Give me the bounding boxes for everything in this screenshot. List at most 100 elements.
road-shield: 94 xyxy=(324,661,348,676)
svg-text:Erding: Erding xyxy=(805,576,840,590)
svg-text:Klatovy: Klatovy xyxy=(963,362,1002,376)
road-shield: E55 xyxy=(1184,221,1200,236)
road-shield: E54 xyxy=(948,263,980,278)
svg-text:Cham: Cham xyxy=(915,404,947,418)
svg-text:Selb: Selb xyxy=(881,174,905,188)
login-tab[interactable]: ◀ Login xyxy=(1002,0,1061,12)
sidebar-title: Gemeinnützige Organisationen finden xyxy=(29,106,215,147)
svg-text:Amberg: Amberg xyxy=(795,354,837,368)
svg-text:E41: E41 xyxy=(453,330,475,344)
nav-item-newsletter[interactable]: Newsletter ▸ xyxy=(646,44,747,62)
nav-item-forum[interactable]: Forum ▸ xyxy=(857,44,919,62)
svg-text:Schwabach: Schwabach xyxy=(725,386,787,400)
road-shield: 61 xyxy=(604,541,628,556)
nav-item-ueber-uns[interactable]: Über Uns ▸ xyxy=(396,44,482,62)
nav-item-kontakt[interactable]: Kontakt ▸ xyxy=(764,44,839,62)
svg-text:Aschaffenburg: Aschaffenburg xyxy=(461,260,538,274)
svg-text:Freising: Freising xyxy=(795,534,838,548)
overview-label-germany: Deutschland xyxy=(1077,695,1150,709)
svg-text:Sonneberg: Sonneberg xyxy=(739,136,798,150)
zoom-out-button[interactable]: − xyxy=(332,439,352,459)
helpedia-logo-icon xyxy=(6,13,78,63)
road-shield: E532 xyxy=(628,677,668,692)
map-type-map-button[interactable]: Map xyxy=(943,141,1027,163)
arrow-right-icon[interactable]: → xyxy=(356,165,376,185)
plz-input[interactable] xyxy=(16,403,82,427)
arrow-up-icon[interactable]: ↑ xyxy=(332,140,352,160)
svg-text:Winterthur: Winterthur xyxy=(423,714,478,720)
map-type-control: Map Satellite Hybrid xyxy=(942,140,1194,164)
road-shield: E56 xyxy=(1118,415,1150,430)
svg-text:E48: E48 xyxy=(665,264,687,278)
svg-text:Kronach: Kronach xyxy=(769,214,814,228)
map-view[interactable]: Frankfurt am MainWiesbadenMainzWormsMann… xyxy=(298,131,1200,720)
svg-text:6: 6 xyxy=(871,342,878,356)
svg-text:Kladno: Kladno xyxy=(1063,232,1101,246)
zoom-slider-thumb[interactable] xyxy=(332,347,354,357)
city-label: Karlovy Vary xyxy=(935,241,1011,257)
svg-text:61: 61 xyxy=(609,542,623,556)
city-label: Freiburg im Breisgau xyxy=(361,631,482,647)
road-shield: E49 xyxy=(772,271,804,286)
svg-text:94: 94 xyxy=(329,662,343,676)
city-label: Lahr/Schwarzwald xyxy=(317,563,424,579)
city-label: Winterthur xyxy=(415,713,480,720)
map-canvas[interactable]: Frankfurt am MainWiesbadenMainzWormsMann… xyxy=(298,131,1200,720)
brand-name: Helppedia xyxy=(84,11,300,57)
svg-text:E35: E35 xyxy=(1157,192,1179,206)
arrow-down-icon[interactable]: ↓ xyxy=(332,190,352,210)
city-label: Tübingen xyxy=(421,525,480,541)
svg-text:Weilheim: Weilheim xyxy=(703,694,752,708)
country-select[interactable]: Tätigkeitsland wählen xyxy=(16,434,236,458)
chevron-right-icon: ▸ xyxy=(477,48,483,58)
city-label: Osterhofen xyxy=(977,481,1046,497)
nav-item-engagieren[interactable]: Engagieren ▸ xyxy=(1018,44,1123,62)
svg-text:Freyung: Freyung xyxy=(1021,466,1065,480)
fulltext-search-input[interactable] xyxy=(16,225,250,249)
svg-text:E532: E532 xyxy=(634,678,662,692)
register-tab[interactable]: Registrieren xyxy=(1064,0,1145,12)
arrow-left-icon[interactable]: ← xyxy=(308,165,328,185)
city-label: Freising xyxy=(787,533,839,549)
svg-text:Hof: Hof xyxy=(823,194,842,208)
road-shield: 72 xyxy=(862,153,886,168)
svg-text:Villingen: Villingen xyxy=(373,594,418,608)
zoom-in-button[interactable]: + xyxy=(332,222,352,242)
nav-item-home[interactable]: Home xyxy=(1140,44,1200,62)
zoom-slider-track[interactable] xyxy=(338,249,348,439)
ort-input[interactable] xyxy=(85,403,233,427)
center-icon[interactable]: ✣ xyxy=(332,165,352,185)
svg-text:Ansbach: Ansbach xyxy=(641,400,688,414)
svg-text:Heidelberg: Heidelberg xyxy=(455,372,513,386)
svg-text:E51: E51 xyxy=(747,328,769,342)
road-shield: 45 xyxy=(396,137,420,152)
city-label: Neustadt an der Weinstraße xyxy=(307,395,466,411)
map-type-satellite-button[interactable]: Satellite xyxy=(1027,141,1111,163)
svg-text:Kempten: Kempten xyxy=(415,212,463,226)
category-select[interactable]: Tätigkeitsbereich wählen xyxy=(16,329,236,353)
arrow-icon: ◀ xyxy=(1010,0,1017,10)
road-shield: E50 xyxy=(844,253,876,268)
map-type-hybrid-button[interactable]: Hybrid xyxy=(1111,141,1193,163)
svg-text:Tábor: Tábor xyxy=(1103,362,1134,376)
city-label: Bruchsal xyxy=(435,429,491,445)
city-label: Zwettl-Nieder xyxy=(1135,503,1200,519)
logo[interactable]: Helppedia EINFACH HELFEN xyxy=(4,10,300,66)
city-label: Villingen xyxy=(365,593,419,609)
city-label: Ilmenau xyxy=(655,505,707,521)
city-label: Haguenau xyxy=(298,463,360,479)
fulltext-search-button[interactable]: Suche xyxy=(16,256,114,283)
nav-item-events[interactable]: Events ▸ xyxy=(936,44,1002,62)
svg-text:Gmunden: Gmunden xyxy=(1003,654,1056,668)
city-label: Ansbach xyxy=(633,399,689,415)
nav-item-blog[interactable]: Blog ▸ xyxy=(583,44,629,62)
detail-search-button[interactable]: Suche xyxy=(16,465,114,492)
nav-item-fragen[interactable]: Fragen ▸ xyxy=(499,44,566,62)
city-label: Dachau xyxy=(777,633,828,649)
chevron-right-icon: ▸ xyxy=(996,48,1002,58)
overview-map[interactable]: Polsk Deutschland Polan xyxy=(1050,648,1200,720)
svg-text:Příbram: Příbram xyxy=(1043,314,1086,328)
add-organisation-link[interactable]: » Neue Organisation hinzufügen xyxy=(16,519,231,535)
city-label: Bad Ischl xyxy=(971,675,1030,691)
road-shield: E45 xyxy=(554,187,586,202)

★ ★ ★ ★

__What is being asked__: Retype the whole listing above, line for line, with no changes.

__Solution below__:
Give me the bounding boxes for everything in this screenshot. List at most 100 elements.
road-shield: 94 xyxy=(324,661,348,676)
svg-text:Erding: Erding xyxy=(805,576,840,590)
svg-text:Klatovy: Klatovy xyxy=(963,362,1002,376)
road-shield: E55 xyxy=(1184,221,1200,236)
road-shield: E54 xyxy=(948,263,980,278)
svg-text:Cham: Cham xyxy=(915,404,947,418)
svg-text:Selb: Selb xyxy=(881,174,905,188)
login-tab[interactable]: ◀ Login xyxy=(1002,0,1061,12)
sidebar-title: Gemeinnützige Organisationen finden xyxy=(29,106,215,147)
svg-text:Amberg: Amberg xyxy=(795,354,837,368)
svg-text:E41: E41 xyxy=(453,330,475,344)
nav-item-newsletter[interactable]: Newsletter ▸ xyxy=(646,44,747,62)
nav-item-forum[interactable]: Forum ▸ xyxy=(857,44,919,62)
svg-text:Schwabach: Schwabach xyxy=(725,386,787,400)
road-shield: 61 xyxy=(604,541,628,556)
nav-item-ueber-uns[interactable]: Über Uns ▸ xyxy=(396,44,482,62)
nav-item-kontakt[interactable]: Kontakt ▸ xyxy=(764,44,839,62)
svg-text:Aschaffenburg: Aschaffenburg xyxy=(461,260,538,274)
svg-text:Freising: Freising xyxy=(795,534,838,548)
overview-label-germany: Deutschland xyxy=(1077,695,1150,709)
svg-text:Sonneberg: Sonneberg xyxy=(739,136,798,150)
zoom-out-button[interactable]: − xyxy=(332,439,352,459)
helpedia-logo-icon xyxy=(6,13,78,63)
road-shield: E532 xyxy=(628,677,668,692)
map-type-map-button[interactable]: Map xyxy=(943,141,1027,163)
arrow-right-icon[interactable]: → xyxy=(356,165,376,185)
plz-input[interactable] xyxy=(16,403,82,427)
arrow-up-icon[interactable]: ↑ xyxy=(332,140,352,160)
svg-text:Winterthur: Winterthur xyxy=(423,714,478,720)
map-type-control: Map Satellite Hybrid xyxy=(942,140,1194,164)
road-shield: E56 xyxy=(1118,415,1150,430)
svg-text:E48: E48 xyxy=(665,264,687,278)
svg-text:Kronach: Kronach xyxy=(769,214,814,228)
map-view[interactable]: Frankfurt am MainWiesbadenMainzWormsMann… xyxy=(298,131,1200,720)
svg-text:6: 6 xyxy=(871,342,878,356)
svg-text:Kladno: Kladno xyxy=(1063,232,1101,246)
zoom-slider-thumb[interactable] xyxy=(332,347,354,357)
city-label: Karlovy Vary xyxy=(935,241,1011,257)
svg-text:61: 61 xyxy=(609,542,623,556)
city-label: Freiburg im Breisgau xyxy=(361,631,482,647)
road-shield: E49 xyxy=(772,271,804,286)
svg-text:94: 94 xyxy=(329,662,343,676)
city-label: Lahr/Schwarzwald xyxy=(317,563,424,579)
city-label: Winterthur xyxy=(415,713,480,720)
map-canvas[interactable]: Frankfurt am MainWiesbadenMainzWormsMann… xyxy=(298,131,1200,720)
brand-name: Helppedia xyxy=(84,11,300,57)
svg-text:E35: E35 xyxy=(1157,192,1179,206)
arrow-down-icon[interactable]: ↓ xyxy=(332,190,352,210)
city-label: Tübingen xyxy=(421,525,480,541)
svg-text:Weilheim: Weilheim xyxy=(703,694,752,708)
country-select[interactable]: Tätigkeitsland wählen xyxy=(16,434,236,458)
chevron-right-icon: ▸ xyxy=(477,48,483,58)
city-label: Osterhofen xyxy=(977,481,1046,497)
nav-item-engagieren[interactable]: Engagieren ▸ xyxy=(1018,44,1123,62)
svg-text:Freyung: Freyung xyxy=(1021,466,1065,480)
fulltext-search-input[interactable] xyxy=(16,225,250,249)
svg-text:E532: E532 xyxy=(634,678,662,692)
register-tab[interactable]: Registrieren xyxy=(1064,0,1145,12)
arrow-left-icon[interactable]: ← xyxy=(308,165,328,185)
city-label: Freising xyxy=(787,533,839,549)
svg-text:Hof: Hof xyxy=(823,194,842,208)
road-shield: 72 xyxy=(862,153,886,168)
svg-text:Villingen: Villingen xyxy=(373,594,418,608)
zoom-in-button[interactable]: + xyxy=(332,222,352,242)
nav-item-home[interactable]: Home xyxy=(1140,44,1200,62)
zoom-slider-track[interactable] xyxy=(338,249,348,439)
ort-input[interactable] xyxy=(85,403,233,427)
center-icon[interactable]: ✣ xyxy=(332,165,352,185)
svg-text:Ansbach: Ansbach xyxy=(641,400,688,414)
svg-text:Heidelberg: Heidelberg xyxy=(455,372,513,386)
svg-text:E51: E51 xyxy=(747,328,769,342)
road-shield: 45 xyxy=(396,137,420,152)
city-label: Neustadt an der Weinstraße xyxy=(307,395,466,411)
map-type-satellite-button[interactable]: Satellite xyxy=(1027,141,1111,163)
svg-text:Kempten: Kempten xyxy=(415,212,463,226)
category-select[interactable]: Tätigkeitsbereich wählen xyxy=(16,329,236,353)
arrow-icon: ◀ xyxy=(1010,0,1017,10)
road-shield: E50 xyxy=(844,253,876,268)
map-type-hybrid-button[interactable]: Hybrid xyxy=(1111,141,1193,163)
svg-text:Tábor: Tábor xyxy=(1103,362,1134,376)
city-label: Bruchsal xyxy=(435,429,491,445)
city-label: Zwettl-Nieder xyxy=(1135,503,1200,519)
logo[interactable]: Helppedia EINFACH HELFEN xyxy=(4,10,300,66)
city-label: Villingen xyxy=(365,593,419,609)
city-label: Ilmenau xyxy=(655,505,707,521)
city-label: Haguenau xyxy=(298,463,360,479)
fulltext-search-button[interactable]: Suche xyxy=(16,256,114,283)
nav-item-events[interactable]: Events ▸ xyxy=(936,44,1002,62)
svg-text:Gmunden: Gmunden xyxy=(1003,654,1056,668)
city-label: Ansbach xyxy=(633,399,689,415)
nav-item-blog[interactable]: Blog ▸ xyxy=(583,44,629,62)
detail-search-button[interactable]: Suche xyxy=(16,465,114,492)
nav-item-fragen[interactable]: Fragen ▸ xyxy=(499,44,566,62)
city-label: Dachau xyxy=(777,633,828,649)
chevron-right-icon: ▸ xyxy=(996,48,1002,58)
overview-map[interactable]: Polsk Deutschland Polan xyxy=(1050,648,1200,720)
svg-text:Příbram: Příbram xyxy=(1043,314,1086,328)
add-organisation-link[interactable]: » Neue Organisation hinzufügen xyxy=(16,519,231,535)
city-label: Bad Ischl xyxy=(971,675,1030,691)
road-shield: E45 xyxy=(554,187,586,202)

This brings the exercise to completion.